Extract from the listing each line in which the word "чему" appears.
******
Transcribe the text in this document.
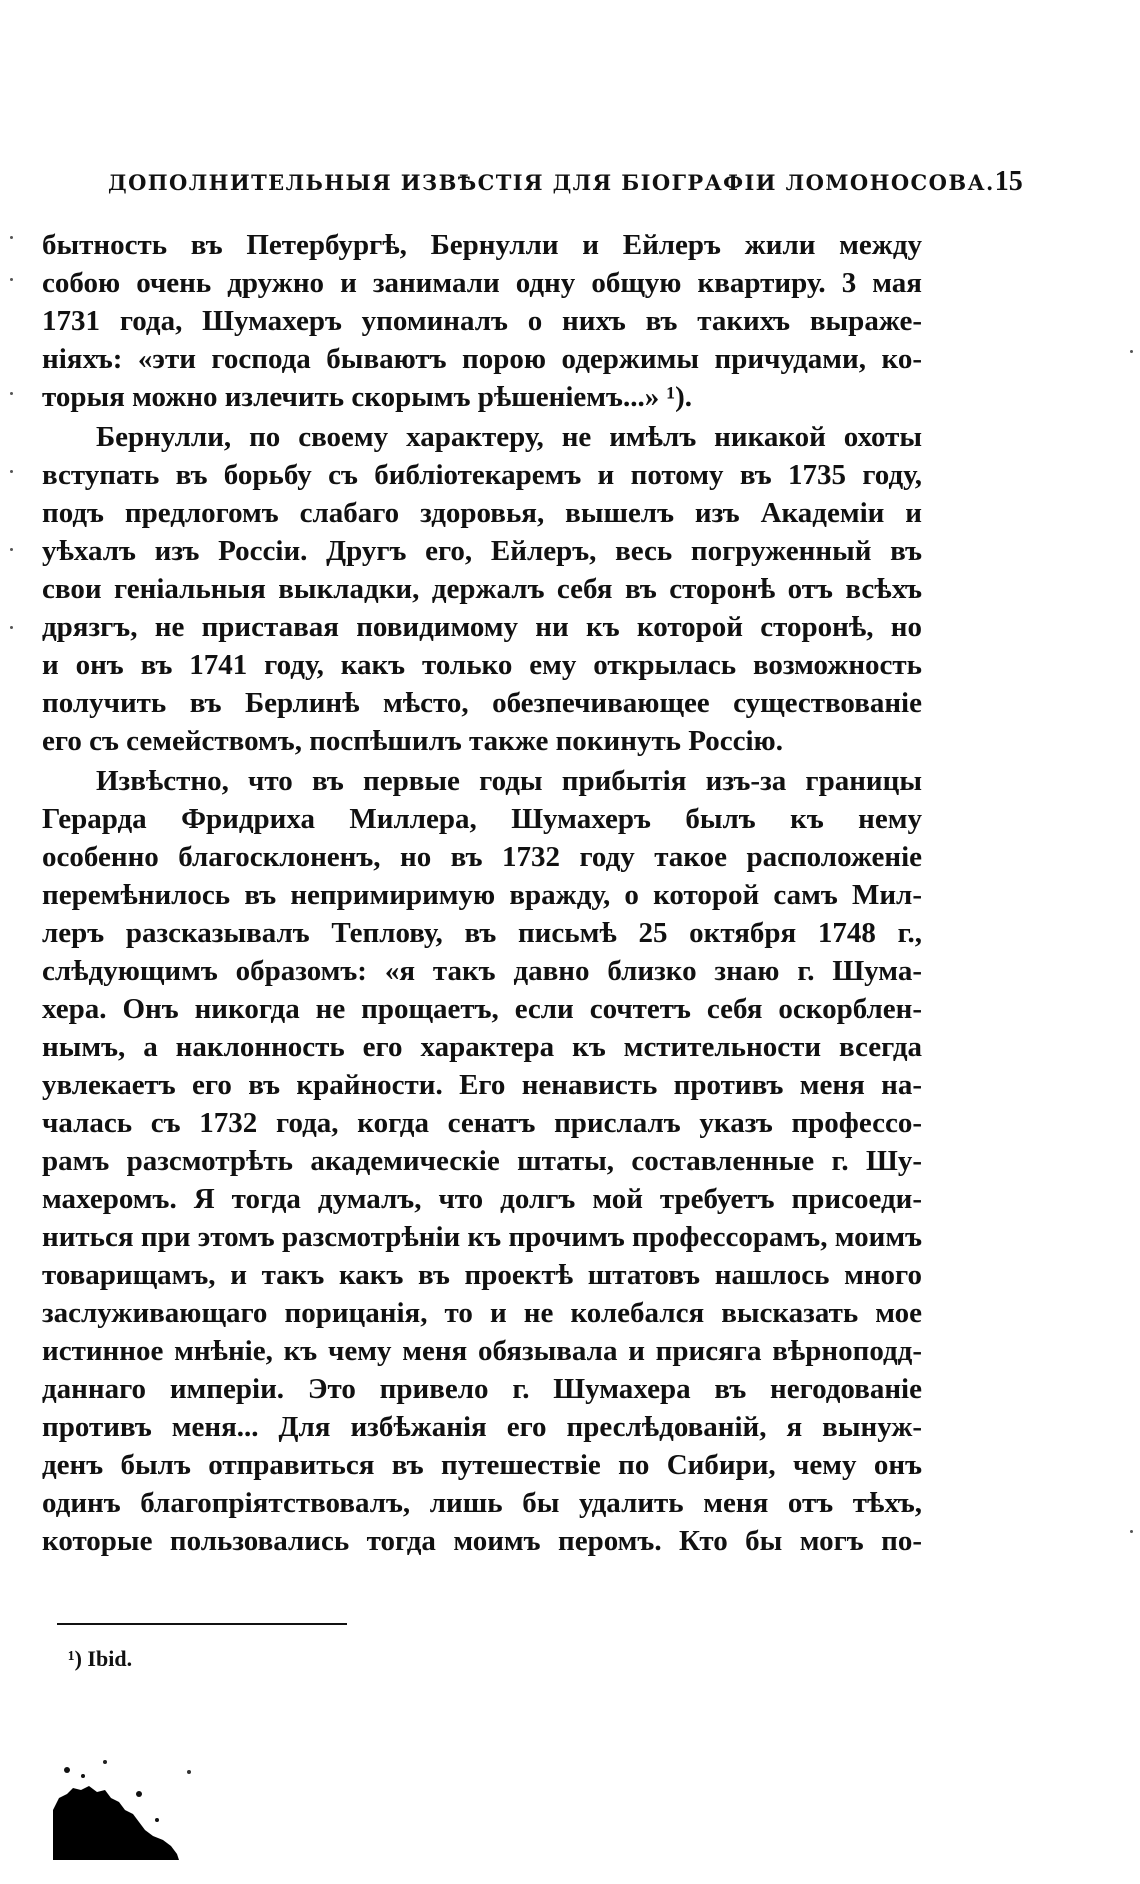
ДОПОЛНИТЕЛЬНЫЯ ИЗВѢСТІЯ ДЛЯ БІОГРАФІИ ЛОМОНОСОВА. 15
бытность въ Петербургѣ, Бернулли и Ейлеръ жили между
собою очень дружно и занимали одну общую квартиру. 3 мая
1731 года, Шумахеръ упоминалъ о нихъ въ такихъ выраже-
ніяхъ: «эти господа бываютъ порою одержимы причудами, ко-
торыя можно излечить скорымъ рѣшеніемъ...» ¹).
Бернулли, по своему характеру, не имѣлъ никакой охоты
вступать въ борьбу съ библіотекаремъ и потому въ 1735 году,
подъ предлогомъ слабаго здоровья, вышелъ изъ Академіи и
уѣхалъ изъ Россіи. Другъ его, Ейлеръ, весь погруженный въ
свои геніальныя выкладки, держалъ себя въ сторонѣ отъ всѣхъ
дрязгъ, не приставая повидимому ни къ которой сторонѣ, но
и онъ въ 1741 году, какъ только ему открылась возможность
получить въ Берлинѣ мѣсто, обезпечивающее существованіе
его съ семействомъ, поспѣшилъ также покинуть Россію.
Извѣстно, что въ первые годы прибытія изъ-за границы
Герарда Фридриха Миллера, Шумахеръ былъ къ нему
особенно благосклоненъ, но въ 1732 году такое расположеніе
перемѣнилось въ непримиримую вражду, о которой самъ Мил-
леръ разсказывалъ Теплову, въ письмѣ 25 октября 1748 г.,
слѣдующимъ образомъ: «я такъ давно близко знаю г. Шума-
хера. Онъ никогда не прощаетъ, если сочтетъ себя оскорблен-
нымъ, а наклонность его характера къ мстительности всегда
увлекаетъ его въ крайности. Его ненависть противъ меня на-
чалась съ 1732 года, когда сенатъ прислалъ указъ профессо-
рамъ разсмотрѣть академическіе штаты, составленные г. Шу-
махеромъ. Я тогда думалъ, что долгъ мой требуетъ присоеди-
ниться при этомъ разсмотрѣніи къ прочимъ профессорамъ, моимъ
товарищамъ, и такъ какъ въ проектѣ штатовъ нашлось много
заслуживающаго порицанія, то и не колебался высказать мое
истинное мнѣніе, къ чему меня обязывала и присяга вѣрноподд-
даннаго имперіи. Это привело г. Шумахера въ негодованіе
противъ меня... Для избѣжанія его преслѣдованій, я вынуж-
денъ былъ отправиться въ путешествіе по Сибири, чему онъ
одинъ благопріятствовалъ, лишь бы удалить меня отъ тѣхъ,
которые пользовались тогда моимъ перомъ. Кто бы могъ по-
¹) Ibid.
******
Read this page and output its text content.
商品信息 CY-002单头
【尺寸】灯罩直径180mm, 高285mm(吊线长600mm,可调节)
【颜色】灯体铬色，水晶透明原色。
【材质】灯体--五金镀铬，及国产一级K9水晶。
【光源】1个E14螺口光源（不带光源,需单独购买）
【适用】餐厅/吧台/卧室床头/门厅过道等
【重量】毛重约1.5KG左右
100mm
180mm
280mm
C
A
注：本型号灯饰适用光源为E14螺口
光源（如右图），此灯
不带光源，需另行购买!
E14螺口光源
******
Complete output:
истинное мнѣніе, къ чему меня обязывала и присяга вѣрноподд-
денъ былъ отправиться въ путешествіе по Сибири, чему онъ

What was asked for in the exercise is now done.